───── Given records

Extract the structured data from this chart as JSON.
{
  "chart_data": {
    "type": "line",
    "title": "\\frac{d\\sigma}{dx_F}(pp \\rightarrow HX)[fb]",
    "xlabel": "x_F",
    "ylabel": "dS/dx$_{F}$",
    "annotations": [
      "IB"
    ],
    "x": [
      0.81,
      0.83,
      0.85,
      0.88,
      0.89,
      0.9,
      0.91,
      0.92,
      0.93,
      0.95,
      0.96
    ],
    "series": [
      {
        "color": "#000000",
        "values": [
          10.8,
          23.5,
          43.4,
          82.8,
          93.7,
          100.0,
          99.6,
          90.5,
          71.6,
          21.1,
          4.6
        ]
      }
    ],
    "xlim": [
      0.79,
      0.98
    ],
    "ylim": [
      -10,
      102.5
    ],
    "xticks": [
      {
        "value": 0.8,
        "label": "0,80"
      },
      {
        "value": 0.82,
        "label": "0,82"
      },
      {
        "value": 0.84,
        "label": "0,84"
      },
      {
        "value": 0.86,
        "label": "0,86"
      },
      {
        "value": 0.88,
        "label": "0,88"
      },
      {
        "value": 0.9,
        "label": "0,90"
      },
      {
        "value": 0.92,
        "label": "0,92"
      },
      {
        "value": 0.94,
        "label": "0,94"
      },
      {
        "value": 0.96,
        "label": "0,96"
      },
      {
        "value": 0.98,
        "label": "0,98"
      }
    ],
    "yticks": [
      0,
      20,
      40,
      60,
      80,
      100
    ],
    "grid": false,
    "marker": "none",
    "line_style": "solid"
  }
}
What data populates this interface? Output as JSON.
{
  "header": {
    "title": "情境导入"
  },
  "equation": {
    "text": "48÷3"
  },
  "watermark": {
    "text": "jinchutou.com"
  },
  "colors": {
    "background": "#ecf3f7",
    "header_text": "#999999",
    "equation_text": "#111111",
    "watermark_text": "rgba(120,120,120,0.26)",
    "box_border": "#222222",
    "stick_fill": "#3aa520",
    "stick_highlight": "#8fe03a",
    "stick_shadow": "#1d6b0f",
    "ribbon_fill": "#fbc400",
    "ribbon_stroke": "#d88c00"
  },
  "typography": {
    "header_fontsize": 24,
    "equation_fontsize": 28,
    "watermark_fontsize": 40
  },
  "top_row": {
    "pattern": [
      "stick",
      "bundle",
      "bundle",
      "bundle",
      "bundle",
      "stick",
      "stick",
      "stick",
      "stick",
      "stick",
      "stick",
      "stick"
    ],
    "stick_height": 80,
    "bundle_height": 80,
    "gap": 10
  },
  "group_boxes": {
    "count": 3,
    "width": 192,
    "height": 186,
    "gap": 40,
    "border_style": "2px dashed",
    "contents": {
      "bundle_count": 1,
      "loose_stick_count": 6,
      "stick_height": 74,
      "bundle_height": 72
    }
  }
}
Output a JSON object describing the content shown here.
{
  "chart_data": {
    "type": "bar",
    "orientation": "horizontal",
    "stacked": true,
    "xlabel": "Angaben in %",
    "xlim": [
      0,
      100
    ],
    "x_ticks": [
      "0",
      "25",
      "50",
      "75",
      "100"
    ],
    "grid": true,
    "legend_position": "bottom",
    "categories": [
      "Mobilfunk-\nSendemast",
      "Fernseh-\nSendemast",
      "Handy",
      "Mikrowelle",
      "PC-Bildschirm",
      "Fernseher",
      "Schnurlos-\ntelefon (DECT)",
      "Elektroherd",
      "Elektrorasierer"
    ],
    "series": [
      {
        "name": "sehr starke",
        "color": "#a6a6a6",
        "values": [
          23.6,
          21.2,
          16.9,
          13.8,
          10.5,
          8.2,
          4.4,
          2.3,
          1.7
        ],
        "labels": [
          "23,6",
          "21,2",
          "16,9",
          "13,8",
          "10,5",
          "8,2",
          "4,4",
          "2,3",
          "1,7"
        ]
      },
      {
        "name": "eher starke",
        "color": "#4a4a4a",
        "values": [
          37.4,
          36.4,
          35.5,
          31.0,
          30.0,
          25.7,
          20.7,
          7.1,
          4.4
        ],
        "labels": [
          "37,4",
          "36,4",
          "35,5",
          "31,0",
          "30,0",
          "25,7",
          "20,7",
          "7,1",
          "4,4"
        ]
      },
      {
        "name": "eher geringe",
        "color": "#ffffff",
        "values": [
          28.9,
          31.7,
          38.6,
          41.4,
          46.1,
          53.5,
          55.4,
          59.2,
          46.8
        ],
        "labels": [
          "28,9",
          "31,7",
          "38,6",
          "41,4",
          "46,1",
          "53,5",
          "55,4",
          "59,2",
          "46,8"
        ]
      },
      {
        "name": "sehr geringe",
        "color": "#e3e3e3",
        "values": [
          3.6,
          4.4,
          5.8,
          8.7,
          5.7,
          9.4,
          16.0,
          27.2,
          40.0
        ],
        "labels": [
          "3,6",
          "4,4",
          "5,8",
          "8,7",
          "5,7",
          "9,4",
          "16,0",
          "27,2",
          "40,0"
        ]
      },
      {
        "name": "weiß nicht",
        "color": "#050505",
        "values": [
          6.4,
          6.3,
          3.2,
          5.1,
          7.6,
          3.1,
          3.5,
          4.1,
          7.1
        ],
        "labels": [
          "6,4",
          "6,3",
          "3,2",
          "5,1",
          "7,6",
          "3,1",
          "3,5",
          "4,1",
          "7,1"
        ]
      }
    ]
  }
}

──────────

The request
Write the data back out verbatim.

Output below
Extract the structured data from this chart as JSON.
{
  "chart_data": {
    "type": "line",
    "title": "\\frac{d\\sigma}{dx_F}(pp \\rightarrow HX)[fb]",
    "xlabel": "x_F",
    "ylabel": "dS/dx$_{F}$",
    "annotations": [
      "IB"
    ],
    "x": [
      0.81,
      0.83,
      0.85,
      0.88,
      0.89,
      0.9,
      0.91,
      0.92,
      0.93,
      0.95,
      0.96
    ],
    "series": [
      {
        "color": "#000000",
        "values": [
          10.8,
          23.5,
          43.4,
          82.8,
          93.7,
          100.0,
          99.6,
          90.5,
          71.6,
          21.1,
          4.6
        ]
      }
    ],
    "xlim": [
      0.79,
      0.98
    ],
    "ylim": [
      -10,
      102.5
    ],
    "xticks": [
      {
        "value": 0.8,
        "label": "0,80"
      },
      {
        "value": 0.82,
        "label": "0,82"
      },
      {
        "value": 0.84,
        "label": "0,84"
      },
      {
        "value": 0.86,
        "label": "0,86"
      },
      {
        "value": 0.88,
        "label": "0,88"
      },
      {
        "value": 0.9,
        "label": "0,90"
      },
      {
        "value": 0.92,
        "label": "0,92"
      },
      {
        "value": 0.94,
        "label": "0,94"
      },
      {
        "value": 0.96,
        "label": "0,96"
      },
      {
        "value": 0.98,
        "label": "0,98"
      }
    ],
    "yticks": [
      0,
      20,
      40,
      60,
      80,
      100
    ],
    "grid": false,
    "marker": "none",
    "line_style": "solid"
  }
}
What data populates this interface? Output as JSON.
{
  "header": {
    "title": "情境导入"
  },
  "equation": {
    "text": "48÷3"
  },
  "watermark": {
    "text": "jinchutou.com"
  },
  "colors": {
    "background": "#ecf3f7",
    "header_text": "#999999",
    "equation_text": "#111111",
    "watermark_text": "rgba(120,120,120,0.26)",
    "box_border": "#222222",
    "stick_fill": "#3aa520",
    "stick_highlight": "#8fe03a",
    "stick_shadow": "#1d6b0f",
    "ribbon_fill": "#fbc400",
    "ribbon_stroke": "#d88c00"
  },
  "typography": {
    "header_fontsize": 24,
    "equation_fontsize": 28,
    "watermark_fontsize": 40
  },
  "top_row": {
    "pattern": [
      "stick",
      "bundle",
      "bundle",
      "bundle",
      "bundle",
      "stick",
      "stick",
      "stick",
      "stick",
      "stick",
      "stick",
      "stick"
    ],
    "stick_height": 80,
    "bundle_height": 80,
    "gap": 10
  },
  "group_boxes": {
    "count": 3,
    "width": 192,
    "height": 186,
    "gap": 40,
    "border_style": "2px dashed",
    "contents": {
      "bundle_count": 1,
      "loose_stick_count": 6,
      "stick_height": 74,
      "bundle_height": 72
    }
  }
}
Output a JSON object describing the content shown here.
{
  "chart_data": {
    "type": "bar",
    "orientation": "horizontal",
    "stacked": true,
    "xlabel": "Angaben in %",
    "xlim": [
      0,
      100
    ],
    "x_ticks": [
      "0",
      "25",
      "50",
      "75",
      "100"
    ],
    "grid": true,
    "legend_position": "bottom",
    "categories": [
      "Mobilfunk-\nSendemast",
      "Fernseh-\nSendemast",
      "Handy",
      "Mikrowelle",
      "PC-Bildschirm",
      "Fernseher",
      "Schnurlos-\ntelefon (DECT)",
      "Elektroherd",
      "Elektrorasierer"
    ],
    "series": [
      {
        "name": "sehr starke",
        "color": "#a6a6a6",
        "values": [
          23.6,
          21.2,
          16.9,
          13.8,
          10.5,
          8.2,
          4.4,
          2.3,
          1.7
        ],
        "labels": [
          "23,6",
          "21,2",
          "16,9",
          "13,8",
          "10,5",
          "8,2",
          "4,4",
          "2,3",
          "1,7"
        ]
      },
      {
        "name": "eher starke",
        "color": "#4a4a4a",
        "values": [
          37.4,
          36.4,
          35.5,
          31.0,
          30.0,
          25.7,
          20.7,
          7.1,
          4.4
        ],
        "labels": [
          "37,4",
          "36,4",
          "35,5",
          "31,0",
          "30,0",
          "25,7",
          "20,7",
          "7,1",
          "4,4"
        ]
      },
      {
        "name": "eher geringe",
        "color": "#ffffff",
        "values": [
          28.9,
          31.7,
          38.6,
          41.4,
          46.1,
          53.5,
          55.4,
          59.2,
          46.8
        ],
        "labels": [
          "28,9",
          "31,7",
          "38,6",
          "41,4",
          "46,1",
          "53,5",
          "55,4",
          "59,2",
          "46,8"
        ]
      },
      {
        "name": "sehr geringe",
        "color": "#e3e3e3",
        "values": [
          3.6,
          4.4,
          5.8,
          8.7,
          5.7,
          9.4,
          16.0,
          27.2,
          40.0
        ],
        "labels": [
          "3,6",
          "4,4",
          "5,8",
          "8,7",
          "5,7",
          "9,4",
          "16,0",
          "27,2",
          "40,0"
        ]
      },
      {
        "name": "weiß nicht",
        "color": "#050505",
        "values": [
          6.4,
          6.3,
          3.2,
          5.1,
          7.6,
          3.1,
          3.5,
          4.1,
          7.1
        ],
        "labels": [
          "6,4",
          "6,3",
          "3,2",
          "5,1",
          "7,6",
          "3,1",
          "3,5",
          "4,1",
          "7,1"
        ]
      }
    ]
  }
}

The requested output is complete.